[Stored records]
**********

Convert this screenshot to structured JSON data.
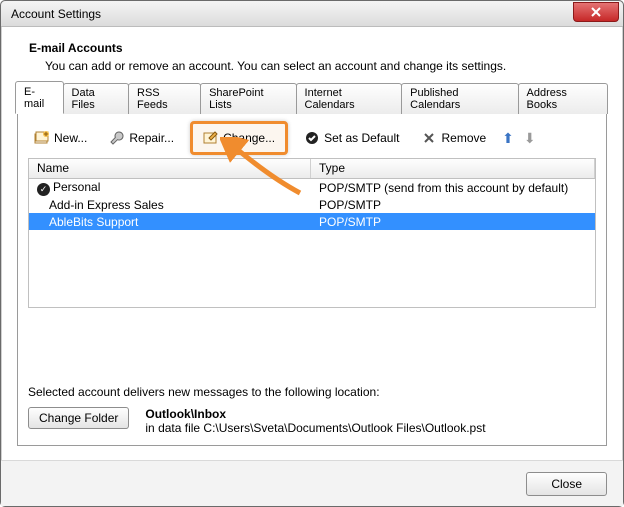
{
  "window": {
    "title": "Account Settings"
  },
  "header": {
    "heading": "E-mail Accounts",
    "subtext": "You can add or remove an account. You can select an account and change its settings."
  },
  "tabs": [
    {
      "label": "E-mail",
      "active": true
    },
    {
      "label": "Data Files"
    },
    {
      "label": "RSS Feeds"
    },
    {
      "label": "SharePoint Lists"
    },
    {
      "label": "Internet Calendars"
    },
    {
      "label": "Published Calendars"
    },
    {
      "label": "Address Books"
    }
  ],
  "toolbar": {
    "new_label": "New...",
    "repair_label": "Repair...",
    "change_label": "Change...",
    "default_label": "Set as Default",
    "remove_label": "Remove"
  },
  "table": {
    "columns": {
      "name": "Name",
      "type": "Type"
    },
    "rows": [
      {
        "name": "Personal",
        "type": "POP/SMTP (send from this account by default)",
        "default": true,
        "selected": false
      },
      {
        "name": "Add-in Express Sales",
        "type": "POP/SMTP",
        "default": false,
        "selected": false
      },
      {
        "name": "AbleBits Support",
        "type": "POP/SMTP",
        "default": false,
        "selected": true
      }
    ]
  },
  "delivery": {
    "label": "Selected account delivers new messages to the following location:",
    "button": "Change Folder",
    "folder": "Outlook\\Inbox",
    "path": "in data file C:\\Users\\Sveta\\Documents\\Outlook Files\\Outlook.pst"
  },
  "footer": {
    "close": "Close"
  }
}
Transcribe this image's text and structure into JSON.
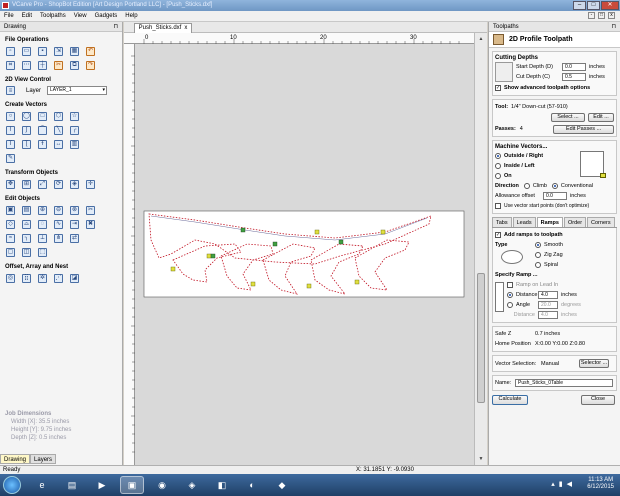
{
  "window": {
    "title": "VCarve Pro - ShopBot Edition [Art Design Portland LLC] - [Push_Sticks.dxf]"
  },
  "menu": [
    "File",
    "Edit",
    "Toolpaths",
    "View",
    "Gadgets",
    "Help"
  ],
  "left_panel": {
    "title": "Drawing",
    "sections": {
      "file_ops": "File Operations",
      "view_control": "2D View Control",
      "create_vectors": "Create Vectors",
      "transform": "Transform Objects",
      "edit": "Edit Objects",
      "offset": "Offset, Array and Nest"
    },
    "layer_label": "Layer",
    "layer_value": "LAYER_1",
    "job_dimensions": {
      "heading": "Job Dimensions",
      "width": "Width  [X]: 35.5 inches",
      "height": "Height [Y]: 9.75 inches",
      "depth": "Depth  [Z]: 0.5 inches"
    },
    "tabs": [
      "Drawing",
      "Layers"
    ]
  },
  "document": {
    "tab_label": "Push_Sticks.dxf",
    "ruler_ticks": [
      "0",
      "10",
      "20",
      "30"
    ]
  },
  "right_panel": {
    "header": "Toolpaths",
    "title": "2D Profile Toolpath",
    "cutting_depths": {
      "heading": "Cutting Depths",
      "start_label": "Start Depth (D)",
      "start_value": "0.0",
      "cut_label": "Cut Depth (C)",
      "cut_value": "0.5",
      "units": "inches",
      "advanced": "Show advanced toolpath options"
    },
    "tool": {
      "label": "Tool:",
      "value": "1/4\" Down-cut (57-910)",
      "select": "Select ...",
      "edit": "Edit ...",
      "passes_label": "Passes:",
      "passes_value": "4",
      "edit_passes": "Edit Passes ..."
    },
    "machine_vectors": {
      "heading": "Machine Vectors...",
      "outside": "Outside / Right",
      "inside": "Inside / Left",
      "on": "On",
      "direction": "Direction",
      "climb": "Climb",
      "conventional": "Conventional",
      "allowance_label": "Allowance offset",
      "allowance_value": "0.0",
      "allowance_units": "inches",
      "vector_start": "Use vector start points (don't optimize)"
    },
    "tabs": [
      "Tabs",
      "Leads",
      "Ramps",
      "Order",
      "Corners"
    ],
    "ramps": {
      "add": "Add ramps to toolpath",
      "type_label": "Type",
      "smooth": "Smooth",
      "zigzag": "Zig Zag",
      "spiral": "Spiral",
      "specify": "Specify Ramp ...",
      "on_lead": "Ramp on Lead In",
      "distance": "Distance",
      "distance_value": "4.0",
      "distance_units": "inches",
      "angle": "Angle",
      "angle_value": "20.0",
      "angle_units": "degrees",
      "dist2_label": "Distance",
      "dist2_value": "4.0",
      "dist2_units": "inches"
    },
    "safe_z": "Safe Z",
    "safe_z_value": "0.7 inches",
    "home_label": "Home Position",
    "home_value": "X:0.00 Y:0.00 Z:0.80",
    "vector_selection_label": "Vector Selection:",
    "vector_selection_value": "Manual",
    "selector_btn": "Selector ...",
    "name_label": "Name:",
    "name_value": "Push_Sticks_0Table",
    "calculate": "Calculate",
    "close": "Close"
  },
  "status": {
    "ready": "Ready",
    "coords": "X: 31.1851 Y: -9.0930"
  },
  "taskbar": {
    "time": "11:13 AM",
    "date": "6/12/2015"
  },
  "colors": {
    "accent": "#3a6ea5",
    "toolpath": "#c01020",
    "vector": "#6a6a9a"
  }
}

**********

## SHORT PROBLEM
Reproduce all of the entries word for word, skipping any pictures they hold.

## RESPONSE TO THIS EXERCISE
Convert this screenshot to structured JSON data.
{
  "window": {
    "title": "Account Settings"
  },
  "header": {
    "heading": "E-mail Accounts",
    "subtext": "You can add or remove an account. You can select an account and change its settings."
  },
  "tabs": [
    {
      "label": "E-mail",
      "active": true
    },
    {
      "label": "Data Files"
    },
    {
      "label": "RSS Feeds"
    },
    {
      "label": "SharePoint Lists"
    },
    {
      "label": "Internet Calendars"
    },
    {
      "label": "Published Calendars"
    },
    {
      "label": "Address Books"
    }
  ],
  "toolbar": {
    "new_label": "New...",
    "repair_label": "Repair...",
    "change_label": "Change...",
    "default_label": "Set as Default",
    "remove_label": "Remove"
  },
  "table": {
    "columns": {
      "name": "Name",
      "type": "Type"
    },
    "rows": [
      {
        "name": "Personal",
        "type": "POP/SMTP (send from this account by default)",
        "default": true,
        "selected": false
      },
      {
        "name": "Add-in Express Sales",
        "type": "POP/SMTP",
        "default": false,
        "selected": false
      },
      {
        "name": "AbleBits Support",
        "type": "POP/SMTP",
        "default": false,
        "selected": true
      }
    ]
  },
  "delivery": {
    "label": "Selected account delivers new messages to the following location:",
    "button": "Change Folder",
    "folder": "Outlook\\Inbox",
    "path": "in data file C:\\Users\\Sveta\\Documents\\Outlook Files\\Outlook.pst"
  },
  "footer": {
    "close": "Close"
  }
}
Transcribe this image's text and structure into JSON.
{
  "window": {
    "title": "VCarve Pro - ShopBot Edition [Art Design Portland LLC] - [Push_Sticks.dxf]"
  },
  "menu": [
    "File",
    "Edit",
    "Toolpaths",
    "View",
    "Gadgets",
    "Help"
  ],
  "left_panel": {
    "title": "Drawing",
    "sections": {
      "file_ops": "File Operations",
      "view_control": "2D View Control",
      "create_vectors": "Create Vectors",
      "transform": "Transform Objects",
      "edit": "Edit Objects",
      "offset": "Offset, Array and Nest"
    },
    "layer_label": "Layer",
    "layer_value": "LAYER_1",
    "job_dimensions": {
      "heading": "Job Dimensions",
      "width": "Width  [X]: 35.5 inches",
      "height": "Height [Y]: 9.75 inches",
      "depth": "Depth  [Z]: 0.5 inches"
    },
    "tabs": [
      "Drawing",
      "Layers"
    ]
  },
  "document": {
    "tab_label": "Push_Sticks.dxf",
    "ruler_ticks": [
      "0",
      "10",
      "20",
      "30"
    ]
  },
  "right_panel": {
    "header": "Toolpaths",
    "title": "2D Profile Toolpath",
    "cutting_depths": {
      "heading": "Cutting Depths",
      "start_label": "Start Depth (D)",
      "start_value": "0.0",
      "cut_label": "Cut Depth (C)",
      "cut_value": "0.5",
      "units": "inches",
      "advanced": "Show advanced toolpath options"
    },
    "tool": {
      "label": "Tool:",
      "value": "1/4\" Down-cut (57-910)",
      "select": "Select ...",
      "edit": "Edit ...",
      "passes_label": "Passes:",
      "passes_value": "4",
      "edit_passes": "Edit Passes ..."
    },
    "machine_vectors": {
      "heading": "Machine Vectors...",
      "outside": "Outside / Right",
      "inside": "Inside / Left",
      "on": "On",
      "direction": "Direction",
      "climb": "Climb",
      "conventional": "Conventional",
      "allowance_label": "Allowance offset",
      "allowance_value": "0.0",
      "allowance_units": "inches",
      "vector_start": "Use vector start points (don't optimize)"
    },
    "tabs": [
      "Tabs",
      "Leads",
      "Ramps",
      "Order",
      "Corners"
    ],
    "ramps": {
      "add": "Add ramps to toolpath",
      "type_label": "Type",
      "smooth": "Smooth",
      "zigzag": "Zig Zag",
      "spiral": "Spiral",
      "specify": "Specify Ramp ...",
      "on_lead": "Ramp on Lead In",
      "distance": "Distance",
      "distance_value": "4.0",
      "distance_units": "inches",
      "angle": "Angle",
      "angle_value": "20.0",
      "angle_units": "degrees",
      "dist2_label": "Distance",
      "dist2_value": "4.0",
      "dist2_units": "inches"
    },
    "safe_z": "Safe Z",
    "safe_z_value": "0.7 inches",
    "home_label": "Home Position",
    "home_value": "X:0.00 Y:0.00 Z:0.80",
    "vector_selection_label": "Vector Selection:",
    "vector_selection_value": "Manual",
    "selector_btn": "Selector ...",
    "name_label": "Name:",
    "name_value": "Push_Sticks_0Table",
    "calculate": "Calculate",
    "close": "Close"
  },
  "status": {
    "ready": "Ready",
    "coords": "X: 31.1851 Y: -9.0930"
  },
  "taskbar": {
    "time": "11:13 AM",
    "date": "6/12/2015"
  },
  "colors": {
    "accent": "#3a6ea5",
    "toolpath": "#c01020",
    "vector": "#6a6a9a"
  }
}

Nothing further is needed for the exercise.